**What you have to do**
Check every line of the data below for the string "screenshot", and copy the ones that hold it.
## START
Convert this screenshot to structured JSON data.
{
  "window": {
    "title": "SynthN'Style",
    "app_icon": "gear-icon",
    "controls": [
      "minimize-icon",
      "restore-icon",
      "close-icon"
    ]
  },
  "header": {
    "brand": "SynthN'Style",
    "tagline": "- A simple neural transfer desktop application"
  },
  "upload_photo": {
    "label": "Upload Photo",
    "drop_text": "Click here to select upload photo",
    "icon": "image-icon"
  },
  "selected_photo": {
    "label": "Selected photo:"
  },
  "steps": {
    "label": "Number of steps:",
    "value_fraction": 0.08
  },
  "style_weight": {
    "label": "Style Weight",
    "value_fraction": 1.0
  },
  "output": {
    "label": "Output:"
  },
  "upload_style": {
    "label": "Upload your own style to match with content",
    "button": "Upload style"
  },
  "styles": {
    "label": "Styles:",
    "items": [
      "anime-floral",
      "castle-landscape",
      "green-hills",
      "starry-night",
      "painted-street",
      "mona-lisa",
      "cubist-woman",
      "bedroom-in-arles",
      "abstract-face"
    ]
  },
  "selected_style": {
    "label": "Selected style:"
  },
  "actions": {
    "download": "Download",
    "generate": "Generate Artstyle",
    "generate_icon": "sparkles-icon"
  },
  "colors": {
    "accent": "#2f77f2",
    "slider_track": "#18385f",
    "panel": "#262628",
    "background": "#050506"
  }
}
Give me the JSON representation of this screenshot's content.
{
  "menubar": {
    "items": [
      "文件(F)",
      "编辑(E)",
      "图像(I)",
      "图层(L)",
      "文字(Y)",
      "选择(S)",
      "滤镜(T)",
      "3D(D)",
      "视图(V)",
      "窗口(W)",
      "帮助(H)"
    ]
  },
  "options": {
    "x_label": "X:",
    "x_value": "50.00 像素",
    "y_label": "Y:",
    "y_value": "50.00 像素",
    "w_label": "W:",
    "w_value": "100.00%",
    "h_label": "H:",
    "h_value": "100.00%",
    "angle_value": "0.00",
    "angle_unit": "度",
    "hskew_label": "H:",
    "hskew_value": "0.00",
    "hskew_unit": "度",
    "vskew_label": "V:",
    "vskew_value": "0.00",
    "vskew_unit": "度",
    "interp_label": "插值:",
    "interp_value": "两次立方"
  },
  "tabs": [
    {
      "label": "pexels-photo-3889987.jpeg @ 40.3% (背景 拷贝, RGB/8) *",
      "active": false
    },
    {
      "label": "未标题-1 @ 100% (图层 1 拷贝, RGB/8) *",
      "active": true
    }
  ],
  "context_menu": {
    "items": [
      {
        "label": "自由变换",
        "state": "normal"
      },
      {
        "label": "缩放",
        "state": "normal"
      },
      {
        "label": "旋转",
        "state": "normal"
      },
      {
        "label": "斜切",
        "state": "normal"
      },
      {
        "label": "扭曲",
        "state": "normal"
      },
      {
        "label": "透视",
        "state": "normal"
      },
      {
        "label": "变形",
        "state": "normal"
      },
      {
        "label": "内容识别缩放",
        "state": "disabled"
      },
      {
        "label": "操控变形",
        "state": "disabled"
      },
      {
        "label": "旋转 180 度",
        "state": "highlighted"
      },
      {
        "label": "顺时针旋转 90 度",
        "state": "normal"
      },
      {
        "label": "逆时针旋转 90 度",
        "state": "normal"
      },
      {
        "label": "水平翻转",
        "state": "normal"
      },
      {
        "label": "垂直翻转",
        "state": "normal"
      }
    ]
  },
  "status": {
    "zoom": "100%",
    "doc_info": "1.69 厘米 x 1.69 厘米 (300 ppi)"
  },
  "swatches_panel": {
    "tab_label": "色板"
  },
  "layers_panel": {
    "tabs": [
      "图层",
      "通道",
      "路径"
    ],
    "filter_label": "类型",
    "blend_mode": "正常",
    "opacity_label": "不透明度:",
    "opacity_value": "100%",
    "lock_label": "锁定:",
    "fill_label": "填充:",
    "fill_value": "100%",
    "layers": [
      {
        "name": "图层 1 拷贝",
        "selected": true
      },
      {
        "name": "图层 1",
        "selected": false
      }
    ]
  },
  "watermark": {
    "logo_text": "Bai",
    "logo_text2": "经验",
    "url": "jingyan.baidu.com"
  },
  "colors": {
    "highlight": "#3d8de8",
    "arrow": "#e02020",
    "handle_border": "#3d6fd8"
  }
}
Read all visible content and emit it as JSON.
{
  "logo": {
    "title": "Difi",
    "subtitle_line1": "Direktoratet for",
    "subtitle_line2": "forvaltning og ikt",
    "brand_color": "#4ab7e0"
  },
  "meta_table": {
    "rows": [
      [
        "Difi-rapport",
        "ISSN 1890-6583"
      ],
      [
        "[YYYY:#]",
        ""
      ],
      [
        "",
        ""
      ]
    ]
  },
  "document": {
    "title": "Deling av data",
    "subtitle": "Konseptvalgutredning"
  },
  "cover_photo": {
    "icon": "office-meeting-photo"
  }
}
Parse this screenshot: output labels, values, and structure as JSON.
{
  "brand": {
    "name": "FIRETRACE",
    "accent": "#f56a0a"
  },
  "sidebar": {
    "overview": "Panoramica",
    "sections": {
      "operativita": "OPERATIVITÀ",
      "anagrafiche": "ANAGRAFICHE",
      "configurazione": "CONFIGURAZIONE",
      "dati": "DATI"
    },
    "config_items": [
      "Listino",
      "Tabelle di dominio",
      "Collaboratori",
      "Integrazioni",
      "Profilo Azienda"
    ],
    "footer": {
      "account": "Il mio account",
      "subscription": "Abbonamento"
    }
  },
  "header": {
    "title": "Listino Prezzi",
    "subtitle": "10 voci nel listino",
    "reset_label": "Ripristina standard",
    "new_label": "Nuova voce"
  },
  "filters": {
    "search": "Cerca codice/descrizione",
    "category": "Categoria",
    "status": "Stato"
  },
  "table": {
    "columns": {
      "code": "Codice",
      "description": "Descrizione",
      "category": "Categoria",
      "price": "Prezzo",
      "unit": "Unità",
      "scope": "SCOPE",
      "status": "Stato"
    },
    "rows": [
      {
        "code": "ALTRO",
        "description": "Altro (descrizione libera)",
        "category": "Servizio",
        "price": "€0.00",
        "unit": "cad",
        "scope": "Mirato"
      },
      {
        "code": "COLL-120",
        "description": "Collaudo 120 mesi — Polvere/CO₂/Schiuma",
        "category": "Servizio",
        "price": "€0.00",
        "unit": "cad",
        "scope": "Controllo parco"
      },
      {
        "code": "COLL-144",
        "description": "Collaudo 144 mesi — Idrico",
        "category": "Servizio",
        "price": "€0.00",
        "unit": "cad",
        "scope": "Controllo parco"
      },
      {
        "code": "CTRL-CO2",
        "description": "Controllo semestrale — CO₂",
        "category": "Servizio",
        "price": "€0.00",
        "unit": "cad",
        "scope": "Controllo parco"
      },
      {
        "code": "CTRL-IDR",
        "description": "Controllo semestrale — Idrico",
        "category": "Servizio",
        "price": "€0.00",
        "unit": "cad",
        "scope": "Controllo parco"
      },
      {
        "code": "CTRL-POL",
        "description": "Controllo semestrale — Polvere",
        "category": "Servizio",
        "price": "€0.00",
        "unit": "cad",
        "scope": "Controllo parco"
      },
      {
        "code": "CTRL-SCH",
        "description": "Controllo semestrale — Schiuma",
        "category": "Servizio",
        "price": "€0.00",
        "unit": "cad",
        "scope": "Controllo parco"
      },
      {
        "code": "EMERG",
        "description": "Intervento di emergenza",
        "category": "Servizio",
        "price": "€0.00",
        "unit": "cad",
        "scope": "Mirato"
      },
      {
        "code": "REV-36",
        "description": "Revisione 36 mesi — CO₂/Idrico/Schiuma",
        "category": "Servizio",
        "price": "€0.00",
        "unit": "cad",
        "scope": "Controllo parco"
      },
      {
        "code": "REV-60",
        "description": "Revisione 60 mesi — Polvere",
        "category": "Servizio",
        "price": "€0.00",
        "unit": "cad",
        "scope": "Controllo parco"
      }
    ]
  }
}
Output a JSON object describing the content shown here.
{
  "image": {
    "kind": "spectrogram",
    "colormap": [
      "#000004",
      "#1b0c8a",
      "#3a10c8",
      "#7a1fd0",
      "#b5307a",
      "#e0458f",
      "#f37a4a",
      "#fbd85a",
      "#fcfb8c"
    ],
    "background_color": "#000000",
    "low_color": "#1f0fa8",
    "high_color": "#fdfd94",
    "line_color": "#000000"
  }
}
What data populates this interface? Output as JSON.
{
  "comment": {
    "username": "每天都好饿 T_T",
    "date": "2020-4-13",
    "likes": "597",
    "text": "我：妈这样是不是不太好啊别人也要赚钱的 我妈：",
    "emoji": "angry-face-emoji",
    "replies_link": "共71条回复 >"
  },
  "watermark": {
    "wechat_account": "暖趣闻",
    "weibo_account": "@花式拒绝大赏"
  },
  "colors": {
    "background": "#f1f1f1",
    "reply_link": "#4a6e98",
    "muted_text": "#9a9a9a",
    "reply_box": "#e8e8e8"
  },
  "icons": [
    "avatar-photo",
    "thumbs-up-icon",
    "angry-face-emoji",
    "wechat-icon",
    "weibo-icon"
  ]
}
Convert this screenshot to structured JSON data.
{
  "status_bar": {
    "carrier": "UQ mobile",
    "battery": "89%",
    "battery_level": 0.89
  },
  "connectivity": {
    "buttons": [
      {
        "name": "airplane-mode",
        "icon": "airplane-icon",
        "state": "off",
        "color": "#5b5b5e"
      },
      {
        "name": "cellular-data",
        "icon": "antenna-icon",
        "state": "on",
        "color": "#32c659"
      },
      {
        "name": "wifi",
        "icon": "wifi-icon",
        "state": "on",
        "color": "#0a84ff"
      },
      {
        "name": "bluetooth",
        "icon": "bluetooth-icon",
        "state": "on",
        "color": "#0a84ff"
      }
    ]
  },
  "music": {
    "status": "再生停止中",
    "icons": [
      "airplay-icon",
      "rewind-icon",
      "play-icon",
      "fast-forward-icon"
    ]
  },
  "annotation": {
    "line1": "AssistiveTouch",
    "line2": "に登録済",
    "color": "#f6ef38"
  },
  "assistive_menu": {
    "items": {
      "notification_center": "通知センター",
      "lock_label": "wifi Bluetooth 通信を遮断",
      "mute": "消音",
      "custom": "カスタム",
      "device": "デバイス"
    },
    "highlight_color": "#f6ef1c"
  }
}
## END
**Response**
Convert this screenshot to structured JSON data.
Give me the JSON representation of this screenshot's content.
Parse this screenshot: output labels, values, and structure as JSON.
Convert this screenshot to structured JSON data.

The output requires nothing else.